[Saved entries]

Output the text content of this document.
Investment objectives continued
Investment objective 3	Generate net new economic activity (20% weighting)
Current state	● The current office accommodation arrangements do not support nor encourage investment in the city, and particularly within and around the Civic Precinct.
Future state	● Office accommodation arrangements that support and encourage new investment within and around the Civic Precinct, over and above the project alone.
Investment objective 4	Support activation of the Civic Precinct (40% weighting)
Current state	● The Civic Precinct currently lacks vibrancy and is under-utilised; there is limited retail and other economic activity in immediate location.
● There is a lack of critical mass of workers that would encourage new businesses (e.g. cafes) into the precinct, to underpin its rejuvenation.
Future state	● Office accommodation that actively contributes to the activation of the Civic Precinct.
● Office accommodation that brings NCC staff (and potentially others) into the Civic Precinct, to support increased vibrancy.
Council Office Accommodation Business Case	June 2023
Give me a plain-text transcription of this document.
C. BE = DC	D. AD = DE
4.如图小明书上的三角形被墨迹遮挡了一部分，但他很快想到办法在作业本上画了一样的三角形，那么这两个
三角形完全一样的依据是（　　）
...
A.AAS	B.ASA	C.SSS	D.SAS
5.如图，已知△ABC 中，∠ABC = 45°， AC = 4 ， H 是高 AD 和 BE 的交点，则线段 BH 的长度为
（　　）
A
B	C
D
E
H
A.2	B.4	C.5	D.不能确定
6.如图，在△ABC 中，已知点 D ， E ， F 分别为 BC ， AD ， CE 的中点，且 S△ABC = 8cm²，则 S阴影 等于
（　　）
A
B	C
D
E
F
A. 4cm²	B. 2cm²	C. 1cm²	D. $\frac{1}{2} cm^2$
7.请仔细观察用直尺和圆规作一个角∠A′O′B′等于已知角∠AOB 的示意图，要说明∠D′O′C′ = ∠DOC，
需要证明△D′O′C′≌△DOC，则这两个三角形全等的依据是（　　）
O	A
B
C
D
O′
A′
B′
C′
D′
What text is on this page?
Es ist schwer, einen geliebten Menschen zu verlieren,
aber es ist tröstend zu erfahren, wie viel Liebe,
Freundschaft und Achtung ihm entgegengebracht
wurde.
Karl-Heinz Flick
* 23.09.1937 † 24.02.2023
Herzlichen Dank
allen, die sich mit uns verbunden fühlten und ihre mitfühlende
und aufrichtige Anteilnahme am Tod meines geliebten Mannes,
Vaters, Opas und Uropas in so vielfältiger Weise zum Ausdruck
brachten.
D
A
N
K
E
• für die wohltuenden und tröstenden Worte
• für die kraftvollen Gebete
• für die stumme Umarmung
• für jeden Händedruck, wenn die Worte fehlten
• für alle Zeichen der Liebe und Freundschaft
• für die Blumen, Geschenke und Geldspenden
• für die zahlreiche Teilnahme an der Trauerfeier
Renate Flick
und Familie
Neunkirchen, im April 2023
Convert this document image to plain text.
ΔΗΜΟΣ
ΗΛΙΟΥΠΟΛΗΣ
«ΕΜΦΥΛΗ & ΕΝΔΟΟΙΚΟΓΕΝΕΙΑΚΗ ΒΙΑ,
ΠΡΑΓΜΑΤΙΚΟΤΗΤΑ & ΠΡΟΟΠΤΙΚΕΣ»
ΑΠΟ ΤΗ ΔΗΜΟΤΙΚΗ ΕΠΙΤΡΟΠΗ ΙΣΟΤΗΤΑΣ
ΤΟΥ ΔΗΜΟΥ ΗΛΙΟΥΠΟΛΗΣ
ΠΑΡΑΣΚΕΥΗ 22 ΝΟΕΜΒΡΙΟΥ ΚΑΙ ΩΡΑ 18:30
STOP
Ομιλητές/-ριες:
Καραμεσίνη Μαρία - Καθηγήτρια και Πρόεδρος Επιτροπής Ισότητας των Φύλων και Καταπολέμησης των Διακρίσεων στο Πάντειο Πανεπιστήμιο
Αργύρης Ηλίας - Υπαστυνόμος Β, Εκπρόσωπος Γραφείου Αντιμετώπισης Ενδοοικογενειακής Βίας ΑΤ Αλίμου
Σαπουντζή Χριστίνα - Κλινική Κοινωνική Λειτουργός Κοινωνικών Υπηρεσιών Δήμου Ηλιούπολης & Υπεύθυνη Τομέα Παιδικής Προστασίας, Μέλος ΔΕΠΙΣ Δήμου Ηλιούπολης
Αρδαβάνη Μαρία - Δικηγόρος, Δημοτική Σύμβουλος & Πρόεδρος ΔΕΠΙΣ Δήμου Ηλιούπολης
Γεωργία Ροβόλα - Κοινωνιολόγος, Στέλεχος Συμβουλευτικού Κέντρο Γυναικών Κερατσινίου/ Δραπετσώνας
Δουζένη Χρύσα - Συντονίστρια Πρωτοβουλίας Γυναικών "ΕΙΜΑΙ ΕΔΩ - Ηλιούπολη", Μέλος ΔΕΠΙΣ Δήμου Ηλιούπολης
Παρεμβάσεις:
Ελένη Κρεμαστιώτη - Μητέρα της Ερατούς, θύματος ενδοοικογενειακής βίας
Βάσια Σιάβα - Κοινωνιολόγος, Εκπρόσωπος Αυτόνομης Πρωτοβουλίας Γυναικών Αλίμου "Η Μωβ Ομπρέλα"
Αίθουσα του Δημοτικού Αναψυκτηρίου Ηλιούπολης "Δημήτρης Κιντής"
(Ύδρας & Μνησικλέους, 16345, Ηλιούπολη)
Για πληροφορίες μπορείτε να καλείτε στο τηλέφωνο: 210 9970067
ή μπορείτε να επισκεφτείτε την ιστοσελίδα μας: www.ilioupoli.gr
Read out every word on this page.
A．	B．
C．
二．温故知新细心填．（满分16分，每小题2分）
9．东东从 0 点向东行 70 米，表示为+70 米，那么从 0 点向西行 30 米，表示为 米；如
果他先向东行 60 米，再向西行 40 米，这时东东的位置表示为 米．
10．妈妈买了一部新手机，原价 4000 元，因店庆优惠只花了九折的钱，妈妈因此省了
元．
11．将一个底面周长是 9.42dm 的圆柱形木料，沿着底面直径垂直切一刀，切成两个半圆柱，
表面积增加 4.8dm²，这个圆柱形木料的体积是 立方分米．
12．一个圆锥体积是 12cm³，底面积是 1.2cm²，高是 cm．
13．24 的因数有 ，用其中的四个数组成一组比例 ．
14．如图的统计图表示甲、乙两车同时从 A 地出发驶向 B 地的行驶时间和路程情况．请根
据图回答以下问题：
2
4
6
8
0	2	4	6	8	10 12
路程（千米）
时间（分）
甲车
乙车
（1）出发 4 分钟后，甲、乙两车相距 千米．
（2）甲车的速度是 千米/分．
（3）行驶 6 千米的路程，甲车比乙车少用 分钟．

#### [Your task]
List every line in the records above that contains the word "document".

#### [Answer to this problem]
Output the text content of this document.
Give me a plain-text transcription of this document.
Convert this document image to plain text.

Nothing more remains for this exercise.